WHAT IS BEING ASKED: Repeat each entry word for word. Leave any images out of the copy.

DATA LISTING:
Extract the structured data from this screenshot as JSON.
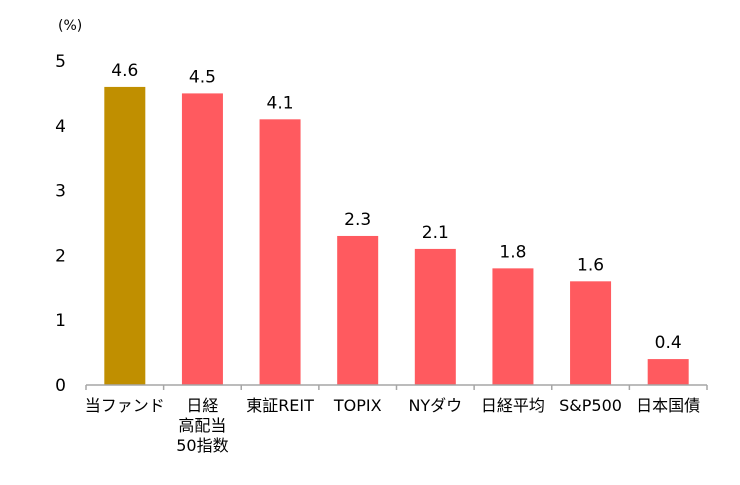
{
  "chart_data": {
    "type": "bar",
    "unit_label": "(%)",
    "categories": [
      [
        "当ファンド"
      ],
      [
        "日経",
        "高配当",
        "50指数"
      ],
      [
        "東証REIT"
      ],
      [
        "TOPIX"
      ],
      [
        "NYダウ"
      ],
      [
        "日経平均"
      ],
      [
        "S&P500"
      ],
      [
        "日本国債"
      ]
    ],
    "values": [
      4.6,
      4.5,
      4.1,
      2.3,
      2.1,
      1.8,
      1.6,
      0.4
    ],
    "value_labels": [
      "4.6",
      "4.5",
      "4.1",
      "2.3",
      "2.1",
      "1.8",
      "1.6",
      "0.4"
    ],
    "ylim": [
      0,
      5
    ],
    "yticks": [
      "0",
      "1",
      "2",
      "3",
      "4",
      "5"
    ],
    "grid": false,
    "colors": {
      "highlight": "#C08F00",
      "default": "#FF5A5F",
      "axis": "#A6A6A6"
    }
  }
}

THE COMPLETED TASK:
Extract the structured data from this screenshot as JSON.
{
  "chart_data": {
    "type": "bar",
    "unit_label": "(%)",
    "categories": [
      [
        "当ファンド"
      ],
      [
        "日経",
        "高配当",
        "50指数"
      ],
      [
        "東証REIT"
      ],
      [
        "TOPIX"
      ],
      [
        "NYダウ"
      ],
      [
        "日経平均"
      ],
      [
        "S&P500"
      ],
      [
        "日本国債"
      ]
    ],
    "values": [
      4.6,
      4.5,
      4.1,
      2.3,
      2.1,
      1.8,
      1.6,
      0.4
    ],
    "value_labels": [
      "4.6",
      "4.5",
      "4.1",
      "2.3",
      "2.1",
      "1.8",
      "1.6",
      "0.4"
    ],
    "ylim": [
      0,
      5
    ],
    "yticks": [
      "0",
      "1",
      "2",
      "3",
      "4",
      "5"
    ],
    "grid": false,
    "colors": {
      "highlight": "#C08F00",
      "default": "#FF5A5F",
      "axis": "#A6A6A6"
    }
  }
}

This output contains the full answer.